-- start Available data --

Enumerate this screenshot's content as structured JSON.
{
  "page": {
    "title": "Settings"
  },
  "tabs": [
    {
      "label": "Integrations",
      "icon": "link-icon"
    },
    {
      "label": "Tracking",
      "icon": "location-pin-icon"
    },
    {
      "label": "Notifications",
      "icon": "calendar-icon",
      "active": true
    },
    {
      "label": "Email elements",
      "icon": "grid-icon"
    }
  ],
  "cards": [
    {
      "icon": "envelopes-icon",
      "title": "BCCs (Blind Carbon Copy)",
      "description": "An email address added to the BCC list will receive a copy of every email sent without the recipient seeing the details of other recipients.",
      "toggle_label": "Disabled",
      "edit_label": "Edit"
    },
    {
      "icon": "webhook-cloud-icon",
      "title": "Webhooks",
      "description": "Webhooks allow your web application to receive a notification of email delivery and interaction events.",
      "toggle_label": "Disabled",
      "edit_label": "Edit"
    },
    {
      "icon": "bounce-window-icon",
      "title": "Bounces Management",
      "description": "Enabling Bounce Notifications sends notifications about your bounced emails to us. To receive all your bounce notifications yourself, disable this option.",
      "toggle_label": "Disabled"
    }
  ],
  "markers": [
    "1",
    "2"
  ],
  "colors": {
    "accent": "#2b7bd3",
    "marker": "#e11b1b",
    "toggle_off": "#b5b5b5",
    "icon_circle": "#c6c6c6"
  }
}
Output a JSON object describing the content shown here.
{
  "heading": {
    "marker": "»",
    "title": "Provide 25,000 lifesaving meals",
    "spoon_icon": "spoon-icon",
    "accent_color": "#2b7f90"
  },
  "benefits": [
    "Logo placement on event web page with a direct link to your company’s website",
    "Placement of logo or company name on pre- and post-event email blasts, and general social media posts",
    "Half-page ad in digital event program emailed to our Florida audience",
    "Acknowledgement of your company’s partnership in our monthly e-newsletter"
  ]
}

-- end Available data --

__Exercise description__. In the records, locate each line holding the string "receive" and copy it.

__Full solution__.
      "description": "An email address added to the BCC list will receive a copy of every email sent without the recipient seeing the details of other recipients.",
      "description": "Webhooks allow your web application to receive a notification of email delivery and interaction events.",
      "description": "Enabling Bounce Notifications sends notifications about your bounced emails to us. To receive all your bounce notifications yourself, disable this option.",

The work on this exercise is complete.